START RAW DATA
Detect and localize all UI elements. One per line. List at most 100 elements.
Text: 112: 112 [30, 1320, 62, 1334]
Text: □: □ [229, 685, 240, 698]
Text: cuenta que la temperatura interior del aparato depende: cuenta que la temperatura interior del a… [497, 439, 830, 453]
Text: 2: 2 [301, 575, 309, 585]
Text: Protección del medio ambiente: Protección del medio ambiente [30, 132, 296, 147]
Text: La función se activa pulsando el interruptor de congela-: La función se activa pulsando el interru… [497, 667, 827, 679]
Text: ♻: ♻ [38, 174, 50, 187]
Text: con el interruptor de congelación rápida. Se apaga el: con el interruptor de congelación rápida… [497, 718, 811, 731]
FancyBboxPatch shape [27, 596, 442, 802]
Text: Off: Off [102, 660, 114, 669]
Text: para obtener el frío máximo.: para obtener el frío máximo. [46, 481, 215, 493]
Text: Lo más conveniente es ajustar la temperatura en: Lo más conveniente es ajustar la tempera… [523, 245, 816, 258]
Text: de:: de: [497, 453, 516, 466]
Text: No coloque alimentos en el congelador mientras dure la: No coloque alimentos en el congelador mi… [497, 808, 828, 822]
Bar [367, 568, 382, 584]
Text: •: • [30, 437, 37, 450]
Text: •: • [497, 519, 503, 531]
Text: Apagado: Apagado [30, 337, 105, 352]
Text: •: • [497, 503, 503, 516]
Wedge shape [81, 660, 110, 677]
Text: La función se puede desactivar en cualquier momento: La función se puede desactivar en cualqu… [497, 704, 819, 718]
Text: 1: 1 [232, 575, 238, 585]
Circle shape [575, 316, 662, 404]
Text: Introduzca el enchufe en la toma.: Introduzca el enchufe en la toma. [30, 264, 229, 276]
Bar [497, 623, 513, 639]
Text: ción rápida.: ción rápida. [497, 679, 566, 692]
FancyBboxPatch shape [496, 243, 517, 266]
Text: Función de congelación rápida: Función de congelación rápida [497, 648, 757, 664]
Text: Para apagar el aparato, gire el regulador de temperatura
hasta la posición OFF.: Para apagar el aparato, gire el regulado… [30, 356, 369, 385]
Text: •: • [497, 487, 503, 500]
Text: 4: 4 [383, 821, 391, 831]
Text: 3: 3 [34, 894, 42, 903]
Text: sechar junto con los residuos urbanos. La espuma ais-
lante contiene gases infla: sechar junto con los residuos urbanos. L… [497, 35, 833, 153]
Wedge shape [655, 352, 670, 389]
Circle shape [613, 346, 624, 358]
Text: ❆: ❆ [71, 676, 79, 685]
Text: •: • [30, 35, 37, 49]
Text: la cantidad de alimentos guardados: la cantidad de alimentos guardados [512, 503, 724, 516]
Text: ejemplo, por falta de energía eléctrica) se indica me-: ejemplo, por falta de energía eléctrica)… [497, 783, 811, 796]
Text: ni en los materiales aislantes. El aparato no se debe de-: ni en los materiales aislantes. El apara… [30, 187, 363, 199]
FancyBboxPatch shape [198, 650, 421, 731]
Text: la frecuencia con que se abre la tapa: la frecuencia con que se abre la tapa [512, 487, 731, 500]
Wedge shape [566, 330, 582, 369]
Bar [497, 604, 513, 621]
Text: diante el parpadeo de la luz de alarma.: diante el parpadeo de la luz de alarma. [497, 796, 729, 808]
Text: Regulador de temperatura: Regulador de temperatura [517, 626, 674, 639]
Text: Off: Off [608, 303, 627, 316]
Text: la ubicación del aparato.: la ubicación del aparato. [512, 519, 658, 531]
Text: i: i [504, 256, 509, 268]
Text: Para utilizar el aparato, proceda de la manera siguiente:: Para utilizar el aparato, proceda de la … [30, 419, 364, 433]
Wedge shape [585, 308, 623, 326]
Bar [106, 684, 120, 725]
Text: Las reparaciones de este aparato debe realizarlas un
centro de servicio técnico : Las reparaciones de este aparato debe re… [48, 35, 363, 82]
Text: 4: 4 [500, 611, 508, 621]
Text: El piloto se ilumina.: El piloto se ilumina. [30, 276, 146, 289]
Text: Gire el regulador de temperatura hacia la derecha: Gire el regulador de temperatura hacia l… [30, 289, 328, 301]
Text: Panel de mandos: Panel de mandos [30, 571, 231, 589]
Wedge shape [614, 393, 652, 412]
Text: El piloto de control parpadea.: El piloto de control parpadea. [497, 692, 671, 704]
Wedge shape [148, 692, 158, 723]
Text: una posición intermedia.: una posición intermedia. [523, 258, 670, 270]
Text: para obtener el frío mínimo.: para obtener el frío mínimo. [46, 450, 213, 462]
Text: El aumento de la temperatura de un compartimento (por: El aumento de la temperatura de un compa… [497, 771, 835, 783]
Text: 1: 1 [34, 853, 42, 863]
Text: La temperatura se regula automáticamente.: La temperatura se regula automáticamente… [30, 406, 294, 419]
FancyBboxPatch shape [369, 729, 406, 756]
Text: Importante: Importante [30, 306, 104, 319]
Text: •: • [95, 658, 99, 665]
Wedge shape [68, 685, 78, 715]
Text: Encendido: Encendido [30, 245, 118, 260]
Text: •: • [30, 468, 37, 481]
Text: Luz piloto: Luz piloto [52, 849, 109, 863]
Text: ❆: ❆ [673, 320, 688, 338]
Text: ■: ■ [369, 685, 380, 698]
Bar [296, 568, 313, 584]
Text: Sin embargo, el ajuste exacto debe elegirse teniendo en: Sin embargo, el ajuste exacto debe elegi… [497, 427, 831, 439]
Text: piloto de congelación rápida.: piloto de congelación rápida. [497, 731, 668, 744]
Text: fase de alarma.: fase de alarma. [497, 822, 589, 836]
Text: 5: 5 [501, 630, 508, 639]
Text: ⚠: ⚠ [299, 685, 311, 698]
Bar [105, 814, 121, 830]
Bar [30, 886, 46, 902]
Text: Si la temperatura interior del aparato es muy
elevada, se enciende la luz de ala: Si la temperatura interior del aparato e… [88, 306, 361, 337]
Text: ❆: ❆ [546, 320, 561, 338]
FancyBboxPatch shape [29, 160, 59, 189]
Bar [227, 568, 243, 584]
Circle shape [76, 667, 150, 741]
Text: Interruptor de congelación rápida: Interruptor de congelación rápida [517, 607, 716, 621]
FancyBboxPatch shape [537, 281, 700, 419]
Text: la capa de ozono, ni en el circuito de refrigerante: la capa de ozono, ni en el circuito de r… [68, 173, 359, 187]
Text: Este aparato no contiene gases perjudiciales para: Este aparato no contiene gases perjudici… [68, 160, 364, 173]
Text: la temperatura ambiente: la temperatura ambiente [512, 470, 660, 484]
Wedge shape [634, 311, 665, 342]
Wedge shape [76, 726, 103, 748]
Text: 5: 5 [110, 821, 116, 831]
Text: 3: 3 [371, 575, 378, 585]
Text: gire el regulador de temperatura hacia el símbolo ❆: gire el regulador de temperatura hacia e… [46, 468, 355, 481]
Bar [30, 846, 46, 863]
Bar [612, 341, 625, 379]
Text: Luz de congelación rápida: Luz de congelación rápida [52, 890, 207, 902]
END RAW DATA
▶ [WHAT IS BEING ASKED]
Count the lines above that contain the string "alimentos", treating uppercase and lowercase as different. Reply with the number alone.

▶ [THE COMPLETED TASK]
2